[Data listing]
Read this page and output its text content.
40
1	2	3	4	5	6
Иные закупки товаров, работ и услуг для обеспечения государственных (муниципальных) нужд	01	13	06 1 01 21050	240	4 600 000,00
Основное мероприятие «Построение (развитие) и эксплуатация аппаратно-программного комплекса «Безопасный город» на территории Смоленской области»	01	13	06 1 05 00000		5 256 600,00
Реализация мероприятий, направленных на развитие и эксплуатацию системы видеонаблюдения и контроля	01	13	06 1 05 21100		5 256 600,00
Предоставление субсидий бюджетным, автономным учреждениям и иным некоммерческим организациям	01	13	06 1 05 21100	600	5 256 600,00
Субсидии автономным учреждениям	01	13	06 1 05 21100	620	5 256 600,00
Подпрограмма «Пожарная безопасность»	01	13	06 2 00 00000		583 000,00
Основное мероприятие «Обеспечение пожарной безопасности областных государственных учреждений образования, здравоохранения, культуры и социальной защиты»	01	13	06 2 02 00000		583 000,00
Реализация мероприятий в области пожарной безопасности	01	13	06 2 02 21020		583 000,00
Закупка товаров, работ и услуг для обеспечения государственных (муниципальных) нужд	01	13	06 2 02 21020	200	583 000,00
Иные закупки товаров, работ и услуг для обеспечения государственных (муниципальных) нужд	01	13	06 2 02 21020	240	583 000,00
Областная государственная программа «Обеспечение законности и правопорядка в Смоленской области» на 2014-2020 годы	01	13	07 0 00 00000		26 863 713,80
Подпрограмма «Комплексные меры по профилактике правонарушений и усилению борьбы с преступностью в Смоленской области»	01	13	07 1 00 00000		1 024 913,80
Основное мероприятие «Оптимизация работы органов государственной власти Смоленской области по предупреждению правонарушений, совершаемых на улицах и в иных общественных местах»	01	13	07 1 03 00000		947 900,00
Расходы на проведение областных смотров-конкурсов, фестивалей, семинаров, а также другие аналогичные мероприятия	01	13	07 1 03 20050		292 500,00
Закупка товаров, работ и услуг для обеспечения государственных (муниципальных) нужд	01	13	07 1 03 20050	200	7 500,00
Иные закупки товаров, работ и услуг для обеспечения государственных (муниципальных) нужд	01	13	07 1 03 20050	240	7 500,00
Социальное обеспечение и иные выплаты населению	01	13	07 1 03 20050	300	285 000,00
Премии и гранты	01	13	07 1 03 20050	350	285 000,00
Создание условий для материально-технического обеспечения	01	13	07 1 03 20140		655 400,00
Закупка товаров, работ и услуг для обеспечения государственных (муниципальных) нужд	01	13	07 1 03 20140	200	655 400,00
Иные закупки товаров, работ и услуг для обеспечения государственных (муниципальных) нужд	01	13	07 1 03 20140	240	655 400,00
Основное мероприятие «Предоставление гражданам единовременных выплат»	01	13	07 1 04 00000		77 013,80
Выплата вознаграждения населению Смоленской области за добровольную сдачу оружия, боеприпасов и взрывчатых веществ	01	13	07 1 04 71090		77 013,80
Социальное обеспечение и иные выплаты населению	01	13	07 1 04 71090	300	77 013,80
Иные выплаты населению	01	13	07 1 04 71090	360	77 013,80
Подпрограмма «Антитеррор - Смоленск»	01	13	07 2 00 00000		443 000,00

▶ _REQUIRED WORK_: Gather and return every line that holds the string "безопасности".

▶ _THE SOLUTION_:
Основное мероприятие «Обеспечение пожарной безопасности областных государственных учреждений образования, здравоохранения, культуры и социальной защиты»	01	13	06 2 02 00000		583 000,00
Реализация мероприятий в области пожарной безопасности	01	13	06 2 02 21020		583 000,00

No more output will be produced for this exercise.